THE EXERCISE: Return the entries below in their exact form, leaving the pictures out.

--- start EXTRACTED INFORMATION ---

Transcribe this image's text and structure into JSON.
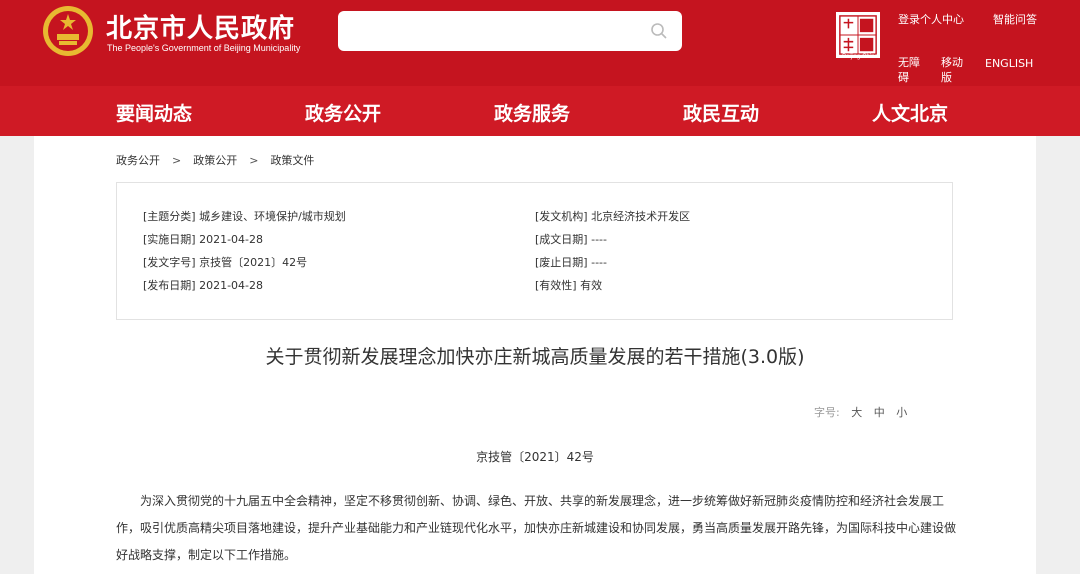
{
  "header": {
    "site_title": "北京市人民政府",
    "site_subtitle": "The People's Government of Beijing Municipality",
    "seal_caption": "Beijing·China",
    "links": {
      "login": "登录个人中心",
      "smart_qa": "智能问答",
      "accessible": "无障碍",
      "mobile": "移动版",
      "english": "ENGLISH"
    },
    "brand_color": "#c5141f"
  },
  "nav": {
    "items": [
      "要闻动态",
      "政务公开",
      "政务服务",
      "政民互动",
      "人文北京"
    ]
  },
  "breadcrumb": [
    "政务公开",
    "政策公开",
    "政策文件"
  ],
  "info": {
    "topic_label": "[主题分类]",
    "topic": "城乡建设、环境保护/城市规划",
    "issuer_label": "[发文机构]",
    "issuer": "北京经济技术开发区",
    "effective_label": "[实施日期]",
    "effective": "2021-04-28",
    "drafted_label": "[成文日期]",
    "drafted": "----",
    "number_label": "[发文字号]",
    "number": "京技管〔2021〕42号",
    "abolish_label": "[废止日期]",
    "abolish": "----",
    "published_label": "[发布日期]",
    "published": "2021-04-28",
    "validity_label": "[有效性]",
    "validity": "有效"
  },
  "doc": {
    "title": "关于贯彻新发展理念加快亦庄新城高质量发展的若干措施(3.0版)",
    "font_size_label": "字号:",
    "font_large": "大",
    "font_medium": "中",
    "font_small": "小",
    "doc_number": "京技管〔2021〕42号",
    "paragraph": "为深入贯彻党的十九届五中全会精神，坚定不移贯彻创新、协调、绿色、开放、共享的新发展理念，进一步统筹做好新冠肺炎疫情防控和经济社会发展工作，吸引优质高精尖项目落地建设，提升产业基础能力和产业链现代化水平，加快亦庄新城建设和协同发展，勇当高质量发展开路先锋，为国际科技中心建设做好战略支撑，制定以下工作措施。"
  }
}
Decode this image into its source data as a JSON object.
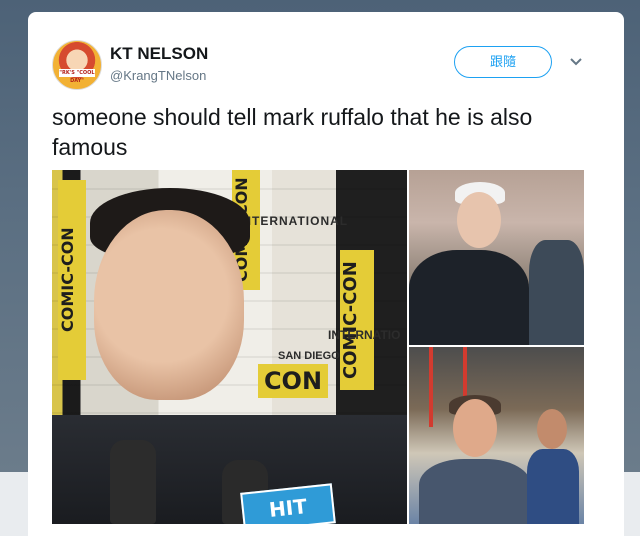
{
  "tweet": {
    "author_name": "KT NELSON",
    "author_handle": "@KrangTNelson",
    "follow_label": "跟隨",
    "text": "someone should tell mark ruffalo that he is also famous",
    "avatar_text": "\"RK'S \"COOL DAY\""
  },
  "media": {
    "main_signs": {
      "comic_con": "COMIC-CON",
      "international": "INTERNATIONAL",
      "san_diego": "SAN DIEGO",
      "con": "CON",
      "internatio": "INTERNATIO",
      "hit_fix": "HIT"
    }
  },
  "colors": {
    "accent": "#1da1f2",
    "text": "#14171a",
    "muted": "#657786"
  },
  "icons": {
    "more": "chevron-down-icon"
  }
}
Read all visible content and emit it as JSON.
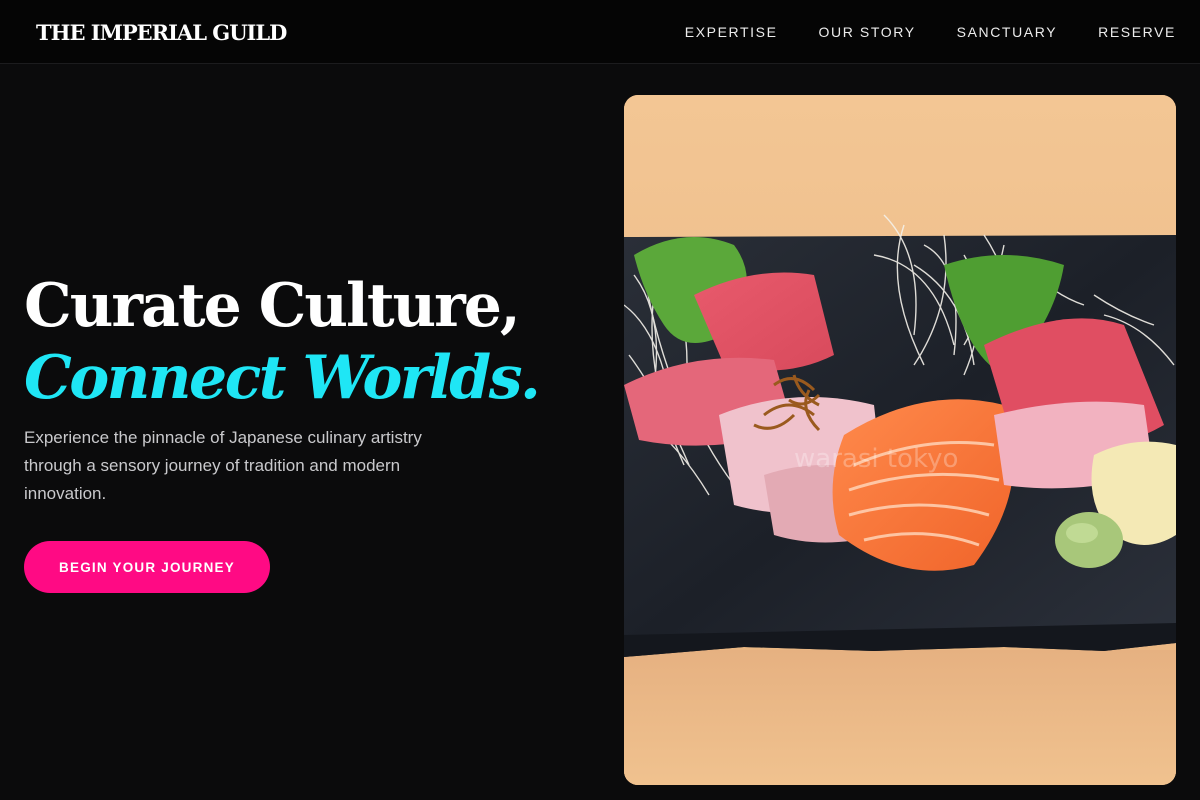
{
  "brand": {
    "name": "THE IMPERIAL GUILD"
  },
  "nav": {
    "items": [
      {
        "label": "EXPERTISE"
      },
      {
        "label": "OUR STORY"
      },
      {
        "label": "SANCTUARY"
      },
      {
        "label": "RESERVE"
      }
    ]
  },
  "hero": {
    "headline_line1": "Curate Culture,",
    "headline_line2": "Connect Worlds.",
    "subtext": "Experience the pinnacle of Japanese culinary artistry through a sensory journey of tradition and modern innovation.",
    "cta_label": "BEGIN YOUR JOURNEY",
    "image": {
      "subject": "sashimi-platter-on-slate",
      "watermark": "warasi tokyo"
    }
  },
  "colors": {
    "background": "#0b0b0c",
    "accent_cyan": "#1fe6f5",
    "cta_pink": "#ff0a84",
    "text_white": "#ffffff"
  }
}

--- end EXTRACTED INFORMATION ---

EXPECTED ANSWER:
Transcribe this image's text and structure into JSON.
{
  "header": {
    "site_title": "北京市人民政府",
    "site_subtitle": "The People's Government of Beijing Municipality",
    "seal_caption": "Beijing·China",
    "links": {
      "login": "登录个人中心",
      "smart_qa": "智能问答",
      "accessible": "无障碍",
      "mobile": "移动版",
      "english": "ENGLISH"
    },
    "brand_color": "#c5141f"
  },
  "nav": {
    "items": [
      "要闻动态",
      "政务公开",
      "政务服务",
      "政民互动",
      "人文北京"
    ]
  },
  "breadcrumb": [
    "政务公开",
    "政策公开",
    "政策文件"
  ],
  "info": {
    "topic_label": "[主题分类]",
    "topic": "城乡建设、环境保护/城市规划",
    "issuer_label": "[发文机构]",
    "issuer": "北京经济技术开发区",
    "effective_label": "[实施日期]",
    "effective": "2021-04-28",
    "drafted_label": "[成文日期]",
    "drafted": "----",
    "number_label": "[发文字号]",
    "number": "京技管〔2021〕42号",
    "abolish_label": "[废止日期]",
    "abolish": "----",
    "published_label": "[发布日期]",
    "published": "2021-04-28",
    "validity_label": "[有效性]",
    "validity": "有效"
  },
  "doc": {
    "title": "关于贯彻新发展理念加快亦庄新城高质量发展的若干措施(3.0版)",
    "font_size_label": "字号:",
    "font_large": "大",
    "font_medium": "中",
    "font_small": "小",
    "doc_number": "京技管〔2021〕42号",
    "paragraph": "为深入贯彻党的十九届五中全会精神，坚定不移贯彻创新、协调、绿色、开放、共享的新发展理念，进一步统筹做好新冠肺炎疫情防控和经济社会发展工作，吸引优质高精尖项目落地建设，提升产业基础能力和产业链现代化水平，加快亦庄新城建设和协同发展，勇当高质量发展开路先锋，为国际科技中心建设做好战略支撑，制定以下工作措施。"
  }
}
Decode this image into its source data as a JSON object.
{
  "tweet": {
    "author_name": "KT NELSON",
    "author_handle": "@KrangTNelson",
    "follow_label": "跟隨",
    "text": "someone should tell mark ruffalo that he is also famous",
    "avatar_text": "\"RK'S \"COOL DAY\""
  },
  "media": {
    "main_signs": {
      "comic_con": "COMIC-CON",
      "international": "INTERNATIONAL",
      "san_diego": "SAN DIEGO",
      "con": "CON",
      "internatio": "INTERNATIO",
      "hit_fix": "HIT"
    }
  },
  "colors": {
    "accent": "#1da1f2",
    "text": "#14171a",
    "muted": "#657786"
  },
  "icons": {
    "more": "chevron-down-icon"
  }
}
Read all visible content and emit it as JSON.
{
  "brand": {
    "name": "THE IMPERIAL GUILD"
  },
  "nav": {
    "items": [
      {
        "label": "EXPERTISE"
      },
      {
        "label": "OUR STORY"
      },
      {
        "label": "SANCTUARY"
      },
      {
        "label": "RESERVE"
      }
    ]
  },
  "hero": {
    "headline_line1": "Curate Culture,",
    "headline_line2": "Connect Worlds.",
    "subtext": "Experience the pinnacle of Japanese culinary artistry through a sensory journey of tradition and modern innovation.",
    "cta_label": "BEGIN YOUR JOURNEY",
    "image": {
      "subject": "sashimi-platter-on-slate",
      "watermark": "warasi tokyo"
    }
  },
  "colors": {
    "background": "#0b0b0c",
    "accent_cyan": "#1fe6f5",
    "cta_pink": "#ff0a84",
    "text_white": "#ffffff"
  }
}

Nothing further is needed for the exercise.